Given exercise: Every line below must be reproduced exactly. Copy them all.

[Data entries]
══════════════════════════════
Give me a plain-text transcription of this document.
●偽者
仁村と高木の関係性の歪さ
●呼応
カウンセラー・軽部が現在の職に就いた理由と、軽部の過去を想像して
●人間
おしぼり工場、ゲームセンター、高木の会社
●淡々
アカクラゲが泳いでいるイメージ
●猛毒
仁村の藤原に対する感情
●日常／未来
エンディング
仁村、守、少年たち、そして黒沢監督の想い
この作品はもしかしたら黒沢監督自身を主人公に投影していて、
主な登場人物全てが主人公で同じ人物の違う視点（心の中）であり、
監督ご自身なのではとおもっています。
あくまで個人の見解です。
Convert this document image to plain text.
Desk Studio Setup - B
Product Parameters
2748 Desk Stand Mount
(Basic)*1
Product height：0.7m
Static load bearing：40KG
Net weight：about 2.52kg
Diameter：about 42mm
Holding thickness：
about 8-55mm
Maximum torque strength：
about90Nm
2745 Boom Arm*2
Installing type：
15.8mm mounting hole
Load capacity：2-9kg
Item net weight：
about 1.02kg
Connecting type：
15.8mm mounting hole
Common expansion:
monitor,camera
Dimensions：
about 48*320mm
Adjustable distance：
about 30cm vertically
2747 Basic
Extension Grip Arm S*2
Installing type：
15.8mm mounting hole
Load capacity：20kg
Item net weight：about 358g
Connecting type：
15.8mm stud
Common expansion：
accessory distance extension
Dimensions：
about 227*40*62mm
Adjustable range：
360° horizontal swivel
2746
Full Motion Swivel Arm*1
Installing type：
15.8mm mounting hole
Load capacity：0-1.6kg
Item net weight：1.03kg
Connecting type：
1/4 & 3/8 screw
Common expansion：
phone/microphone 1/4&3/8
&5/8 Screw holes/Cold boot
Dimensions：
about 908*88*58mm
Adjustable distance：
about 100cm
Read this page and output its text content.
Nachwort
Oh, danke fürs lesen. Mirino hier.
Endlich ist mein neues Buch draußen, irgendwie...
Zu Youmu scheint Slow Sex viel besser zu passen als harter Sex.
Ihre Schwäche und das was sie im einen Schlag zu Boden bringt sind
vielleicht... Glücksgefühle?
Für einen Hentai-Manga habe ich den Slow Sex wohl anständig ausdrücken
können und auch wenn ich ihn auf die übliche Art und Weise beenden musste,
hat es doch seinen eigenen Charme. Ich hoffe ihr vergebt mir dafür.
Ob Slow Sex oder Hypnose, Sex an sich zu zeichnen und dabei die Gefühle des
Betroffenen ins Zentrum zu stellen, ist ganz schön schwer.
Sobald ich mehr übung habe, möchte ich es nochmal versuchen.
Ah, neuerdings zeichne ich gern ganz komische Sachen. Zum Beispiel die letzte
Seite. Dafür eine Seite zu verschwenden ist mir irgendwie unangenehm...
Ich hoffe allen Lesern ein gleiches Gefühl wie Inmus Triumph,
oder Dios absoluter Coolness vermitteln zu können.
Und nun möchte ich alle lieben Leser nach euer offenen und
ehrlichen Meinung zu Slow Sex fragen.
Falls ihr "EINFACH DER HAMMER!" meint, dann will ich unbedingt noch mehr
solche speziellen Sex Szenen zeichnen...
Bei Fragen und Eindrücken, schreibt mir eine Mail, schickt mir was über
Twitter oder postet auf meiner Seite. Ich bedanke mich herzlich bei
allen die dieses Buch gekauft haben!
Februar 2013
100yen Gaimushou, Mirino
══════════════════════════════
Answer:
Give me a plain-text transcription of this document.
●偽者
仁村と高木の関係性の歪さ
●呼応
カウンセラー・軽部が現在の職に就いた理由と、軽部の過去を想像して
●人間
おしぼり工場、ゲームセンター、高木の会社
●淡々
アカクラゲが泳いでいるイメージ
●猛毒
仁村の藤原に対する感情
●日常／未来
エンディング
仁村、守、少年たち、そして黒沢監督の想い
この作品はもしかしたら黒沢監督自身を主人公に投影していて、
主な登場人物全てが主人公で同じ人物の違う視点（心の中）であり、
監督ご自身なのではとおもっています。
あくまで個人の見解です。
Convert this document image to plain text.
Desk Studio Setup - B
Product Parameters
2748 Desk Stand Mount
(Basic)*1
Product height：0.7m
Static load bearing：40KG
Net weight：about 2.52kg
Diameter：about 42mm
Holding thickness：
about 8-55mm
Maximum torque strength：
about90Nm
2745 Boom Arm*2
Installing type：
15.8mm mounting hole
Load capacity：2-9kg
Item net weight：
about 1.02kg
Connecting type：
15.8mm mounting hole
Common expansion:
monitor,camera
Dimensions：
about 48*320mm
Adjustable distance：
about 30cm vertically
2747 Basic
Extension Grip Arm S*2
Installing type：
15.8mm mounting hole
Load capacity：20kg
Item net weight：about 358g
Connecting type：
15.8mm stud
Common expansion：
accessory distance extension
Dimensions：
about 227*40*62mm
Adjustable range：
360° horizontal swivel
2746
Full Motion Swivel Arm*1
Installing type：
15.8mm mounting hole
Load capacity：0-1.6kg
Item net weight：1.03kg
Connecting type：
1/4 & 3/8 screw
Common expansion：
phone/microphone 1/4&3/8
&5/8 Screw holes/Cold boot
Dimensions：
about 908*88*58mm
Adjustable distance：
about 100cm
Read this page and output its text content.
Nachwort
Oh, danke fürs lesen. Mirino hier.
Endlich ist mein neues Buch draußen, irgendwie...
Zu Youmu scheint Slow Sex viel besser zu passen als harter Sex.
Ihre Schwäche und das was sie im einen Schlag zu Boden bringt sind
vielleicht... Glücksgefühle?
Für einen Hentai-Manga habe ich den Slow Sex wohl anständig ausdrücken
können und auch wenn ich ihn auf die übliche Art und Weise beenden musste,
hat es doch seinen eigenen Charme. Ich hoffe ihr vergebt mir dafür.
Ob Slow Sex oder Hypnose, Sex an sich zu zeichnen und dabei die Gefühle des
Betroffenen ins Zentrum zu stellen, ist ganz schön schwer.
Sobald ich mehr übung habe, möchte ich es nochmal versuchen.
Ah, neuerdings zeichne ich gern ganz komische Sachen. Zum Beispiel die letzte
Seite. Dafür eine Seite zu verschwenden ist mir irgendwie unangenehm...
Ich hoffe allen Lesern ein gleiches Gefühl wie Inmus Triumph,
oder Dios absoluter Coolness vermitteln zu können.
Und nun möchte ich alle lieben Leser nach euer offenen und
ehrlichen Meinung zu Slow Sex fragen.
Falls ihr "EINFACH DER HAMMER!" meint, dann will ich unbedingt noch mehr
solche speziellen Sex Szenen zeichnen...
Bei Fragen und Eindrücken, schreibt mir eine Mail, schickt mir was über
Twitter oder postet auf meiner Seite. Ich bedanke mich herzlich bei
allen die dieses Buch gekauft haben!
Februar 2013
100yen Gaimushou, Mirino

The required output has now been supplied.